*Work to complete*: Recast every line of the records below as a Markdown table with the columns Row and Line, numbering each row and leaving out any blank lines.

━━ Material provided

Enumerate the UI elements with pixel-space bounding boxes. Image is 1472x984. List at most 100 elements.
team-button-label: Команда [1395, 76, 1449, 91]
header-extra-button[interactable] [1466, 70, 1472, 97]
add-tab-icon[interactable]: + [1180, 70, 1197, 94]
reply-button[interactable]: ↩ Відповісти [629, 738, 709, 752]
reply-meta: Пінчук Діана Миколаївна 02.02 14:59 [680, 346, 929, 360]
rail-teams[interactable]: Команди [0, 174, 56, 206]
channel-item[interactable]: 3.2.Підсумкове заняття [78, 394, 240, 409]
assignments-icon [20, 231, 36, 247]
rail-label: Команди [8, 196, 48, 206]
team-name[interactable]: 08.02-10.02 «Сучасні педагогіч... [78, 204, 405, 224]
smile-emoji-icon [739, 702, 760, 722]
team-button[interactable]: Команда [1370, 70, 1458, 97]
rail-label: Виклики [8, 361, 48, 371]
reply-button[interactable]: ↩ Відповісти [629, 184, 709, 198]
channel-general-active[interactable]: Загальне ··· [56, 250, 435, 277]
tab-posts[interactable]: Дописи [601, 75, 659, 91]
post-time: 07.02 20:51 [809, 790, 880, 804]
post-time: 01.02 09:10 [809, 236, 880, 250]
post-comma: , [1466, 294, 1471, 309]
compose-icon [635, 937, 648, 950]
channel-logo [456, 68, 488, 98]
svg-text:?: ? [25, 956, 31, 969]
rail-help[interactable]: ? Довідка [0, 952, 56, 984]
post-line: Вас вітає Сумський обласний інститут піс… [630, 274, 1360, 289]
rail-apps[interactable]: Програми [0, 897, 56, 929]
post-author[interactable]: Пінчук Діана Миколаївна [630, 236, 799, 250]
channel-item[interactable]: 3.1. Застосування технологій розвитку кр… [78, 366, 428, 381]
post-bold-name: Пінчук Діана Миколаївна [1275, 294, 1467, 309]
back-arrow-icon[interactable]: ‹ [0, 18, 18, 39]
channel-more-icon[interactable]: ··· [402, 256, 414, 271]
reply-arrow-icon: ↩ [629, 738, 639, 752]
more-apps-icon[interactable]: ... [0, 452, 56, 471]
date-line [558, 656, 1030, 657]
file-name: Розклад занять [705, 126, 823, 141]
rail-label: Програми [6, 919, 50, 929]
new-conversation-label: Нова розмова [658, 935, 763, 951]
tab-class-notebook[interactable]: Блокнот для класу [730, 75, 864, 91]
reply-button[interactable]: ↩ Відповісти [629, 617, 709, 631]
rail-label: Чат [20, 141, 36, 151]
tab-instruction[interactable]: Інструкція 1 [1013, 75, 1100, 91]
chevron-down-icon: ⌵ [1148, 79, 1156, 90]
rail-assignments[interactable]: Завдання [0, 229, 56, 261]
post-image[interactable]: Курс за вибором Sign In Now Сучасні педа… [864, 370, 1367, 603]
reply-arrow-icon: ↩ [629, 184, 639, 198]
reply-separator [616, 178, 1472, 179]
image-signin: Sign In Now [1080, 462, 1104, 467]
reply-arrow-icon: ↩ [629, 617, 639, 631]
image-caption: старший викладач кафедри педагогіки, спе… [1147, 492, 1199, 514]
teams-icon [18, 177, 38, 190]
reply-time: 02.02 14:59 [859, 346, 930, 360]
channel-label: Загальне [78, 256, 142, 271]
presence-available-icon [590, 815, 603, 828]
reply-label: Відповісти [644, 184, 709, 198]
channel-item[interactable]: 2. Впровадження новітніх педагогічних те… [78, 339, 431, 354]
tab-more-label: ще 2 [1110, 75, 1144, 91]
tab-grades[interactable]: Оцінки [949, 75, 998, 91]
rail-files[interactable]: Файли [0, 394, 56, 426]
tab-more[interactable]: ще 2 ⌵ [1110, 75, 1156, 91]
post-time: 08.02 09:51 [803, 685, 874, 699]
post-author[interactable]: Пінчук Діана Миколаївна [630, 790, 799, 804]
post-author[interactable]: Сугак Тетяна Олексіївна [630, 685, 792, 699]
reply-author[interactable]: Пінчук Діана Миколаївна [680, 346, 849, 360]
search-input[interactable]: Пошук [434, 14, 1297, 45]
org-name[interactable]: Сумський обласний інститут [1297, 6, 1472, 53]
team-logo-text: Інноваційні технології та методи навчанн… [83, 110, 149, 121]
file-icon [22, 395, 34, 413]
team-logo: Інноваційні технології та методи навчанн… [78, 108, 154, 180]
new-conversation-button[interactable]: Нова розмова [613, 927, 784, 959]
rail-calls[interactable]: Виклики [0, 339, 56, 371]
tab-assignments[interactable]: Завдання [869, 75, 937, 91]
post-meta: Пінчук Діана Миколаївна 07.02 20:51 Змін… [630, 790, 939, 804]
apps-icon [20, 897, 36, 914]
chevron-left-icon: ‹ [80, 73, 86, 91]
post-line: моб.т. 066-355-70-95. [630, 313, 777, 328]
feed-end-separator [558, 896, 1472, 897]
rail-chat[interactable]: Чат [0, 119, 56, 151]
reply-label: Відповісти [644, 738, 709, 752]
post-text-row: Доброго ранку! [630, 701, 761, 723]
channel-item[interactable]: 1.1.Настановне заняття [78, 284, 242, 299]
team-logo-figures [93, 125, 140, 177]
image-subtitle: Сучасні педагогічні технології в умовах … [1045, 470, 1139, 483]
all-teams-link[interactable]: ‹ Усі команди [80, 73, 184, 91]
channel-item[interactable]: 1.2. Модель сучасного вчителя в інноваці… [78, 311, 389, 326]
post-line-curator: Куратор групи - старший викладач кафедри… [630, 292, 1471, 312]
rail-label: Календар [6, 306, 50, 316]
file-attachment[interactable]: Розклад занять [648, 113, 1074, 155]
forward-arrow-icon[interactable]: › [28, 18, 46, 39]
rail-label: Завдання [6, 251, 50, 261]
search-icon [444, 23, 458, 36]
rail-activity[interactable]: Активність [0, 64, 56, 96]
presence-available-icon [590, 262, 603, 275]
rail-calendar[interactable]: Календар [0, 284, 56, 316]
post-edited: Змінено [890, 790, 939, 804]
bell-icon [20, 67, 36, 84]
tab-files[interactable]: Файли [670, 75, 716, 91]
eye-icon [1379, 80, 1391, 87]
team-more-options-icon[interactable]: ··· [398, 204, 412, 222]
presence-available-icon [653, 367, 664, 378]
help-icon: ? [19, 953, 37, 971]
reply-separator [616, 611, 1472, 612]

━━━━

*Correct response*:
| Row | Line |
|---|---|
| 1 | Enumerate the UI elements with pixel-space bounding boxes. Image is 1472x984. List at most 100 elements. |
| 2 | team-button-label: Команда [1395, 76, 1449, 91] |
| 3 | header-extra-button[interactable] [1466, 70, 1472, 97] |
| 4 | add-tab-icon[interactable]: + [1180, 70, 1197, 94] |
| 5 | reply-button[interactable]: ↩ Відповісти [629, 738, 709, 752] |
| 6 | reply-meta: Пінчук Діана Миколаївна 02.02 14:59 [680, 346, 929, 360] |
| 7 | rail-teams[interactable]: Команди [0, 174, 56, 206] |
| 8 | channel-item[interactable]: 3.2.Підсумкове заняття [78, 394, 240, 409] |
| 9 | assignments-icon [20, 231, 36, 247] |
| 10 | rail-label: Команди [8, 196, 48, 206] |
| 11 | team-name[interactable]: 08.02-10.02 «Сучасні педагогіч... [78, 204, 405, 224] |
| 12 | smile-emoji-icon [739, 702, 760, 722] |
| 13 | team-button[interactable]: Команда [1370, 70, 1458, 97] |
| 14 | rail-label: Виклики [8, 361, 48, 371] |
| 15 | reply-button[interactable]: ↩ Відповісти [629, 184, 709, 198] |
| 16 | channel-general-active[interactable]: Загальне ··· [56, 250, 435, 277] |
| 17 | tab-posts[interactable]: Дописи [601, 75, 659, 91] |
| 18 | post-time: 07.02 20:51 [809, 790, 880, 804] |
| 19 | post-time: 01.02 09:10 [809, 236, 880, 250] |
| 20 | post-comma: , [1466, 294, 1471, 309] |
| 21 | compose-icon [635, 937, 648, 950] |
| 22 | channel-logo [456, 68, 488, 98] |
| 23 | svg-text:?: ? [25, 956, 31, 969] |
| 24 | rail-help[interactable]: ? Довідка [0, 952, 56, 984] |
| 25 | post-line: Вас вітає Сумський обласний інститут піс… [630, 274, 1360, 289] |
| 26 | rail-apps[interactable]: Програми [0, 897, 56, 929] |
| 27 | post-author[interactable]: Пінчук Діана Миколаївна [630, 236, 799, 250] |
| 28 | channel-item[interactable]: 3.1. Застосування технологій розвитку кр… [78, 366, 428, 381] |
| 29 | post-bold-name: Пінчук Діана Миколаївна [1275, 294, 1467, 309] |
| 30 | back-arrow-icon[interactable]: ‹ [0, 18, 18, 39] |
| 31 | channel-more-icon[interactable]: ··· [402, 256, 414, 271] |
| 32 | reply-arrow-icon: ↩ [629, 738, 639, 752] |
| 33 | more-apps-icon[interactable]: ... [0, 452, 56, 471] |
| 34 | date-line [558, 656, 1030, 657] |
| 35 | file-name: Розклад занять [705, 126, 823, 141] |
| 36 | rail-label: Програми [6, 919, 50, 929] |
| 37 | new-conversation-label: Нова розмова [658, 935, 763, 951] |
| 38 | tab-class-notebook[interactable]: Блокнот для класу [730, 75, 864, 91] |
| 39 | reply-button[interactable]: ↩ Відповісти [629, 617, 709, 631] |
| 40 | rail-label: Чат [20, 141, 36, 151] |
| 41 | tab-instruction[interactable]: Інструкція 1 [1013, 75, 1100, 91] |
| 42 | chevron-down-icon: ⌵ [1148, 79, 1156, 90] |
| 43 | rail-assignments[interactable]: Завдання [0, 229, 56, 261] |
| 44 | post-image[interactable]: Курс за вибором Sign In Now Сучасні педа… [864, 370, 1367, 603] |
| 45 | reply-arrow-icon: ↩ [629, 184, 639, 198] |
| 46 | reply-separator [616, 178, 1472, 179] |
| 47 | image-signin: Sign In Now [1080, 462, 1104, 467] |
| 48 | reply-arrow-icon: ↩ [629, 617, 639, 631] |
| 49 | image-caption: старший викладач кафедри педагогіки, спе… [1147, 492, 1199, 514] |
| 50 | teams-icon [18, 177, 38, 190] |
| 51 | reply-time: 02.02 14:59 [859, 346, 930, 360] |
| 52 | channel-label: Загальне [78, 256, 142, 271] |
| 53 | presence-available-icon [590, 815, 603, 828] |
| 54 | reply-label: Відповісти [644, 184, 709, 198] |
| 55 | channel-item[interactable]: 2. Впровадження новітніх педагогічних те… [78, 339, 431, 354] |
| 56 | tab-more-label: ще 2 [1110, 75, 1144, 91] |
| 57 | tab-grades[interactable]: Оцінки [949, 75, 998, 91] |
| 58 | rail-files[interactable]: Файли [0, 394, 56, 426] |
| 59 | tab-more[interactable]: ще 2 ⌵ [1110, 75, 1156, 91] |
| 60 | post-time: 08.02 09:51 [803, 685, 874, 699] |
| 61 | post-author[interactable]: Пінчук Діана Миколаївна [630, 790, 799, 804] |
| 62 | post-author[interactable]: Сугак Тетяна Олексіївна [630, 685, 792, 699] |
| 63 | reply-author[interactable]: Пінчук Діана Миколаївна [680, 346, 849, 360] |
| 64 | search-input[interactable]: Пошук [434, 14, 1297, 45] |
| 65 | org-name[interactable]: Сумський обласний інститут [1297, 6, 1472, 53] |
| 66 | team-logo-text: Інноваційні технології та методи навчанн… [83, 110, 149, 121] |
| 67 | file-icon [22, 395, 34, 413] |
| 68 | team-logo: Інноваційні технології та методи навчанн… [78, 108, 154, 180] |
| 69 | new-conversation-button[interactable]: Нова розмова [613, 927, 784, 959] |
| 70 | rail-calls[interactable]: Виклики [0, 339, 56, 371] |
| 71 | tab-assignments[interactable]: Завдання [869, 75, 937, 91] |
| 72 | post-meta: Пінчук Діана Миколаївна 07.02 20:51 Змін… [630, 790, 939, 804] |
| 73 | apps-icon [20, 897, 36, 914] |
| 74 | chevron-left-icon: ‹ [80, 73, 86, 91] |
| 75 | post-line: моб.т. 066-355-70-95. [630, 313, 777, 328] |
| 76 | feed-end-separator [558, 896, 1472, 897] |
| 77 | rail-chat[interactable]: Чат [0, 119, 56, 151] |
| 78 | reply-label: Відповісти [644, 738, 709, 752] |
| 79 | post-text-row: Доброго ранку! [630, 701, 761, 723] |
| 80 | channel-item[interactable]: 1.1.Настановне заняття [78, 284, 242, 299] |
| 81 | team-logo-figures [93, 125, 140, 177] |
| 82 | image-subtitle: Сучасні педагогічні технології в умовах … [1045, 470, 1139, 483] |
| 83 | all-teams-link[interactable]: ‹ Усі команди [80, 73, 184, 91] |
| 84 | channel-item[interactable]: 1.2. Модель сучасного вчителя в інноваці… [78, 311, 389, 326] |
| 85 | post-line-curator: Куратор групи - старший викладач кафедри… [630, 292, 1471, 312] |
| 86 | rail-label: Календар [6, 306, 50, 316] |
| 87 | file-attachment[interactable]: Розклад занять [648, 113, 1074, 155] |
| 88 | forward-arrow-icon[interactable]: › [28, 18, 46, 39] |
| 89 | rail-label: Завдання [6, 251, 50, 261] |
| 90 | search-icon [444, 23, 458, 36] |
| 91 | rail-activity[interactable]: Активність [0, 64, 56, 96] |
| 92 | presence-available-icon [590, 262, 603, 275] |
| 93 | rail-calendar[interactable]: Календар [0, 284, 56, 316] |
| 94 | post-edited: Змінено [890, 790, 939, 804] |
| 95 | bell-icon [20, 67, 36, 84] |
| 96 | tab-files[interactable]: Файли [670, 75, 716, 91] |
| 97 | eye-icon [1379, 80, 1391, 87] |
| 98 | team-more-options-icon[interactable]: ··· [398, 204, 412, 222] |
| 99 | presence-available-icon [653, 367, 664, 378] |
| 100 | help-icon: ? [19, 953, 37, 971] |
| 101 | reply-separator [616, 611, 1472, 612] |